** begin The data **

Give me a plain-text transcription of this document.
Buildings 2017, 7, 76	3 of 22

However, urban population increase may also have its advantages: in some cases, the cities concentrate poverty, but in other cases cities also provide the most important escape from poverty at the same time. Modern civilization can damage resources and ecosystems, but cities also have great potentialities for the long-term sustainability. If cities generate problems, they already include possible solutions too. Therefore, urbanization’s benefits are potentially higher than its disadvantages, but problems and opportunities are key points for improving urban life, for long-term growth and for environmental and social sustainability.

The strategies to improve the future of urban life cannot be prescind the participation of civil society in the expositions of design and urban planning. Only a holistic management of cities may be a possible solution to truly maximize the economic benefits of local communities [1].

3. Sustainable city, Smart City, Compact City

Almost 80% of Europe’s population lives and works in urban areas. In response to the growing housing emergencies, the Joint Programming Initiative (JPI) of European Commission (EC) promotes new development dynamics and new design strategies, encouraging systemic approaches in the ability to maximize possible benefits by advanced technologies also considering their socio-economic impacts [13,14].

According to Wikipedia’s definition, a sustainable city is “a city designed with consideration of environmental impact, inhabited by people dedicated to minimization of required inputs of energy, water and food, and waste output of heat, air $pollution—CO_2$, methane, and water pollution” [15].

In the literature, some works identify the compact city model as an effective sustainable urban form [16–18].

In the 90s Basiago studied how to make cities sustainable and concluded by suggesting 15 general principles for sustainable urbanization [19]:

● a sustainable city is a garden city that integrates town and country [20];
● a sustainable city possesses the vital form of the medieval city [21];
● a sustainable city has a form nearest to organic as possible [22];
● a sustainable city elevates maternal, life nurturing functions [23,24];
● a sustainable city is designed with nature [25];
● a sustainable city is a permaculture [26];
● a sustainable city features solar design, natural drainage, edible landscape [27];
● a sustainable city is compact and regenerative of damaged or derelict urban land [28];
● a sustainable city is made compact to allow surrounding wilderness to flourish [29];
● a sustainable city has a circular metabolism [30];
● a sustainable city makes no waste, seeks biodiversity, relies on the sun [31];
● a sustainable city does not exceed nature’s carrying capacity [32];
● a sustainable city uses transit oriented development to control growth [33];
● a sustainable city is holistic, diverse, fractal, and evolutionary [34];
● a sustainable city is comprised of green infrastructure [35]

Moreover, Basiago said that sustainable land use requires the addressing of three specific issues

** end The data **

» Work instructions: Read the data above and count the lines that include "growth". Answer only with the count.

» Final answer: 2